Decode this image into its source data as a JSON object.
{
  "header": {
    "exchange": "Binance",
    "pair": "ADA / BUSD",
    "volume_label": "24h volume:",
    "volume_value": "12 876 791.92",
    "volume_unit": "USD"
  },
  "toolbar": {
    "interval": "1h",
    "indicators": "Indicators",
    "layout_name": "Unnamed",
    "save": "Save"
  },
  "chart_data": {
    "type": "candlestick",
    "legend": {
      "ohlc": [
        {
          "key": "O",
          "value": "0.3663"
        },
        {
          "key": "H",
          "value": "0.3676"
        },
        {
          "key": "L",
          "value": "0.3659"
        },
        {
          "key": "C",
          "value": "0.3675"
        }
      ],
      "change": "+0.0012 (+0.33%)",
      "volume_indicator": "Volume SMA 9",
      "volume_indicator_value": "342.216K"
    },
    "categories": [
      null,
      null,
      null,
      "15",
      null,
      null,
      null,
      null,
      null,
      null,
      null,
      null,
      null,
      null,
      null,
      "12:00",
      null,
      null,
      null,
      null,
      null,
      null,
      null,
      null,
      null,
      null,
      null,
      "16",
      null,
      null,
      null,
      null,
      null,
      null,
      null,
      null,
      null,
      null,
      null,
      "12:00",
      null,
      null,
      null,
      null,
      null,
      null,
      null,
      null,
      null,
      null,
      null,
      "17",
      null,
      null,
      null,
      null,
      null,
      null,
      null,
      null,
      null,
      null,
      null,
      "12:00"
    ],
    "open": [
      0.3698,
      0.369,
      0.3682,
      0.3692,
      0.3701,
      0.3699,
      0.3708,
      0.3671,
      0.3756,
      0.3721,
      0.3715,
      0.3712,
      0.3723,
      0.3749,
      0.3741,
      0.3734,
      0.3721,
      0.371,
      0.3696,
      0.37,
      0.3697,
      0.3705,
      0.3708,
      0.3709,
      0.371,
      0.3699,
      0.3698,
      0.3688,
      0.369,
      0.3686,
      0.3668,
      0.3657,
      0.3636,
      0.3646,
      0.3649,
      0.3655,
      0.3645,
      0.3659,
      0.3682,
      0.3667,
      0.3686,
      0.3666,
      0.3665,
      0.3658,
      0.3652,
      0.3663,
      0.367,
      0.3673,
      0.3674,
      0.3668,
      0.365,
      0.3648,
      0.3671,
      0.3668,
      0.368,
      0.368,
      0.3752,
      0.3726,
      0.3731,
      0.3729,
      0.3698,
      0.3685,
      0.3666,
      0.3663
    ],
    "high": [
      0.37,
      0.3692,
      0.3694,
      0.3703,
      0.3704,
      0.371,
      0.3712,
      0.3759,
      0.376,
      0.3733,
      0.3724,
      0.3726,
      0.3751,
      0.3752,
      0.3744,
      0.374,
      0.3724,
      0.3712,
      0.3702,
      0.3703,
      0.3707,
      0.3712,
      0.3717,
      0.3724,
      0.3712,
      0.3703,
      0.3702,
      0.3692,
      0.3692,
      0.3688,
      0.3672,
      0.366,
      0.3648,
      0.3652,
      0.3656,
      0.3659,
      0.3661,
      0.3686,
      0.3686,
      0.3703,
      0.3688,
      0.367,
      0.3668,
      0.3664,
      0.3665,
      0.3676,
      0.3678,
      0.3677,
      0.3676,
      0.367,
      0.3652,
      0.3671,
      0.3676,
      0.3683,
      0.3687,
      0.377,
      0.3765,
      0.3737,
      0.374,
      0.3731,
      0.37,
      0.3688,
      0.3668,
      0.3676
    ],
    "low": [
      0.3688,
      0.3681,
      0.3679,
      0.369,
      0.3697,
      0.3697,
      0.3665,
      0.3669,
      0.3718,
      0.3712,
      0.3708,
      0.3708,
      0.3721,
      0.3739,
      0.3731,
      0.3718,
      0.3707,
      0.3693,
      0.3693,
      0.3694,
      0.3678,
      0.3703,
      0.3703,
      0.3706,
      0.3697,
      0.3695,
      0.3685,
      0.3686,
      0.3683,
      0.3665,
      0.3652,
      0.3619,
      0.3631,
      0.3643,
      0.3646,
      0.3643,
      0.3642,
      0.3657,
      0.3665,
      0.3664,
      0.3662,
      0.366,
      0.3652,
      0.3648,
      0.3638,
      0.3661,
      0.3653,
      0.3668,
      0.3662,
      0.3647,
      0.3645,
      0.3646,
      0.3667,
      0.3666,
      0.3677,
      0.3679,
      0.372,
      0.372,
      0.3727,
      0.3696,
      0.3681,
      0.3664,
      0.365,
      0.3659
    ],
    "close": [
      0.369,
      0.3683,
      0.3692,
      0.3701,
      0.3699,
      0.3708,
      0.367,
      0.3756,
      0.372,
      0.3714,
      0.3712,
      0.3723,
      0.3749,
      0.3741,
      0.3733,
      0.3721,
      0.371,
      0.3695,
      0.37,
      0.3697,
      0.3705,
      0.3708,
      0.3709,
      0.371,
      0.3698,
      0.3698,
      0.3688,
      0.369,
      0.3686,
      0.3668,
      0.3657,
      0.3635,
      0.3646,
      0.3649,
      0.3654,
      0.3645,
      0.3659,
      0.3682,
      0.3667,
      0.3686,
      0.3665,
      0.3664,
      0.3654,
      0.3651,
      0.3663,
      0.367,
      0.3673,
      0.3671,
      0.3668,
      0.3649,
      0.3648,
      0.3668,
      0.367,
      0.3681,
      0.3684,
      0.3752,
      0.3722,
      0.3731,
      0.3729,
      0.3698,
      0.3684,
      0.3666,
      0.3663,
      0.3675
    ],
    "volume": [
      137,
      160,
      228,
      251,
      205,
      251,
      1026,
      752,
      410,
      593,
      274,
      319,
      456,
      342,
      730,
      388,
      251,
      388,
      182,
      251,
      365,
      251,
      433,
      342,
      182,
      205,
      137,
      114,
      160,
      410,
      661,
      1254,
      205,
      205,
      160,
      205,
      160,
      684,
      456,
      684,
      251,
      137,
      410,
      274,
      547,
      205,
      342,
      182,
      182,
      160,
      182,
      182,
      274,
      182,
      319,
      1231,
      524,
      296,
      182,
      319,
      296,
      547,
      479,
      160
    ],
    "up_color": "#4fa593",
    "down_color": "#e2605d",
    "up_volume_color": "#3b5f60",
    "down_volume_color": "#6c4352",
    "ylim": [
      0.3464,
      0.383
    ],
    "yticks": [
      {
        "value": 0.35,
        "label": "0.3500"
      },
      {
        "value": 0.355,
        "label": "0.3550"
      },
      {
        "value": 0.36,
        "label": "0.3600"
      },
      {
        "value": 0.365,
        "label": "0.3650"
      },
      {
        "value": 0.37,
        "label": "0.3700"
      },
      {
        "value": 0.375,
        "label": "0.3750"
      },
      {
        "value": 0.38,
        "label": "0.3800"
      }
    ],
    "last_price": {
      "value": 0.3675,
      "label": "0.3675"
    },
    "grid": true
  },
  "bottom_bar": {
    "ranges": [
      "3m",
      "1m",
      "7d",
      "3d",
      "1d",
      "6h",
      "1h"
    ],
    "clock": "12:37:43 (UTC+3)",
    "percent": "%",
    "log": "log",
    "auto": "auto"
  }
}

■ **EXERCISE DESCRIPTION**
The records above need to be transcribed in full. Keep every character unchanged.

■ **SOLUTION TO THIS PROBLEM**
Decode this image into its source data as a JSON object.
{
  "header": {
    "exchange": "Binance",
    "pair": "ADA / BUSD",
    "volume_label": "24h volume:",
    "volume_value": "12 876 791.92",
    "volume_unit": "USD"
  },
  "toolbar": {
    "interval": "1h",
    "indicators": "Indicators",
    "layout_name": "Unnamed",
    "save": "Save"
  },
  "chart_data": {
    "type": "candlestick",
    "legend": {
      "ohlc": [
        {
          "key": "O",
          "value": "0.3663"
        },
        {
          "key": "H",
          "value": "0.3676"
        },
        {
          "key": "L",
          "value": "0.3659"
        },
        {
          "key": "C",
          "value": "0.3675"
        }
      ],
      "change": "+0.0012 (+0.33%)",
      "volume_indicator": "Volume SMA 9",
      "volume_indicator_value": "342.216K"
    },
    "categories": [
      null,
      null,
      null,
      "15",
      null,
      null,
      null,
      null,
      null,
      null,
      null,
      null,
      null,
      null,
      null,
      "12:00",
      null,
      null,
      null,
      null,
      null,
      null,
      null,
      null,
      null,
      null,
      null,
      "16",
      null,
      null,
      null,
      null,
      null,
      null,
      null,
      null,
      null,
      null,
      null,
      "12:00",
      null,
      null,
      null,
      null,
      null,
      null,
      null,
      null,
      null,
      null,
      null,
      "17",
      null,
      null,
      null,
      null,
      null,
      null,
      null,
      null,
      null,
      null,
      null,
      "12:00"
    ],
    "open": [
      0.3698,
      0.369,
      0.3682,
      0.3692,
      0.3701,
      0.3699,
      0.3708,
      0.3671,
      0.3756,
      0.3721,
      0.3715,
      0.3712,
      0.3723,
      0.3749,
      0.3741,
      0.3734,
      0.3721,
      0.371,
      0.3696,
      0.37,
      0.3697,
      0.3705,
      0.3708,
      0.3709,
      0.371,
      0.3699,
      0.3698,
      0.3688,
      0.369,
      0.3686,
      0.3668,
      0.3657,
      0.3636,
      0.3646,
      0.3649,
      0.3655,
      0.3645,
      0.3659,
      0.3682,
      0.3667,
      0.3686,
      0.3666,
      0.3665,
      0.3658,
      0.3652,
      0.3663,
      0.367,
      0.3673,
      0.3674,
      0.3668,
      0.365,
      0.3648,
      0.3671,
      0.3668,
      0.368,
      0.368,
      0.3752,
      0.3726,
      0.3731,
      0.3729,
      0.3698,
      0.3685,
      0.3666,
      0.3663
    ],
    "high": [
      0.37,
      0.3692,
      0.3694,
      0.3703,
      0.3704,
      0.371,
      0.3712,
      0.3759,
      0.376,
      0.3733,
      0.3724,
      0.3726,
      0.3751,
      0.3752,
      0.3744,
      0.374,
      0.3724,
      0.3712,
      0.3702,
      0.3703,
      0.3707,
      0.3712,
      0.3717,
      0.3724,
      0.3712,
      0.3703,
      0.3702,
      0.3692,
      0.3692,
      0.3688,
      0.3672,
      0.366,
      0.3648,
      0.3652,
      0.3656,
      0.3659,
      0.3661,
      0.3686,
      0.3686,
      0.3703,
      0.3688,
      0.367,
      0.3668,
      0.3664,
      0.3665,
      0.3676,
      0.3678,
      0.3677,
      0.3676,
      0.367,
      0.3652,
      0.3671,
      0.3676,
      0.3683,
      0.3687,
      0.377,
      0.3765,
      0.3737,
      0.374,
      0.3731,
      0.37,
      0.3688,
      0.3668,
      0.3676
    ],
    "low": [
      0.3688,
      0.3681,
      0.3679,
      0.369,
      0.3697,
      0.3697,
      0.3665,
      0.3669,
      0.3718,
      0.3712,
      0.3708,
      0.3708,
      0.3721,
      0.3739,
      0.3731,
      0.3718,
      0.3707,
      0.3693,
      0.3693,
      0.3694,
      0.3678,
      0.3703,
      0.3703,
      0.3706,
      0.3697,
      0.3695,
      0.3685,
      0.3686,
      0.3683,
      0.3665,
      0.3652,
      0.3619,
      0.3631,
      0.3643,
      0.3646,
      0.3643,
      0.3642,
      0.3657,
      0.3665,
      0.3664,
      0.3662,
      0.366,
      0.3652,
      0.3648,
      0.3638,
      0.3661,
      0.3653,
      0.3668,
      0.3662,
      0.3647,
      0.3645,
      0.3646,
      0.3667,
      0.3666,
      0.3677,
      0.3679,
      0.372,
      0.372,
      0.3727,
      0.3696,
      0.3681,
      0.3664,
      0.365,
      0.3659
    ],
    "close": [
      0.369,
      0.3683,
      0.3692,
      0.3701,
      0.3699,
      0.3708,
      0.367,
      0.3756,
      0.372,
      0.3714,
      0.3712,
      0.3723,
      0.3749,
      0.3741,
      0.3733,
      0.3721,
      0.371,
      0.3695,
      0.37,
      0.3697,
      0.3705,
      0.3708,
      0.3709,
      0.371,
      0.3698,
      0.3698,
      0.3688,
      0.369,
      0.3686,
      0.3668,
      0.3657,
      0.3635,
      0.3646,
      0.3649,
      0.3654,
      0.3645,
      0.3659,
      0.3682,
      0.3667,
      0.3686,
      0.3665,
      0.3664,
      0.3654,
      0.3651,
      0.3663,
      0.367,
      0.3673,
      0.3671,
      0.3668,
      0.3649,
      0.3648,
      0.3668,
      0.367,
      0.3681,
      0.3684,
      0.3752,
      0.3722,
      0.3731,
      0.3729,
      0.3698,
      0.3684,
      0.3666,
      0.3663,
      0.3675
    ],
    "volume": [
      137,
      160,
      228,
      251,
      205,
      251,
      1026,
      752,
      410,
      593,
      274,
      319,
      456,
      342,
      730,
      388,
      251,
      388,
      182,
      251,
      365,
      251,
      433,
      342,
      182,
      205,
      137,
      114,
      160,
      410,
      661,
      1254,
      205,
      205,
      160,
      205,
      160,
      684,
      456,
      684,
      251,
      137,
      410,
      274,
      547,
      205,
      342,
      182,
      182,
      160,
      182,
      182,
      274,
      182,
      319,
      1231,
      524,
      296,
      182,
      319,
      296,
      547,
      479,
      160
    ],
    "up_color": "#4fa593",
    "down_color": "#e2605d",
    "up_volume_color": "#3b5f60",
    "down_volume_color": "#6c4352",
    "ylim": [
      0.3464,
      0.383
    ],
    "yticks": [
      {
        "value": 0.35,
        "label": "0.3500"
      },
      {
        "value": 0.355,
        "label": "0.3550"
      },
      {
        "value": 0.36,
        "label": "0.3600"
      },
      {
        "value": 0.365,
        "label": "0.3650"
      },
      {
        "value": 0.37,
        "label": "0.3700"
      },
      {
        "value": 0.375,
        "label": "0.3750"
      },
      {
        "value": 0.38,
        "label": "0.3800"
      }
    ],
    "last_price": {
      "value": 0.3675,
      "label": "0.3675"
    },
    "grid": true
  },
  "bottom_bar": {
    "ranges": [
      "3m",
      "1m",
      "7d",
      "3d",
      "1d",
      "6h",
      "1h"
    ],
    "clock": "12:37:43 (UTC+3)",
    "percent": "%",
    "log": "log",
    "auto": "auto"
  }
}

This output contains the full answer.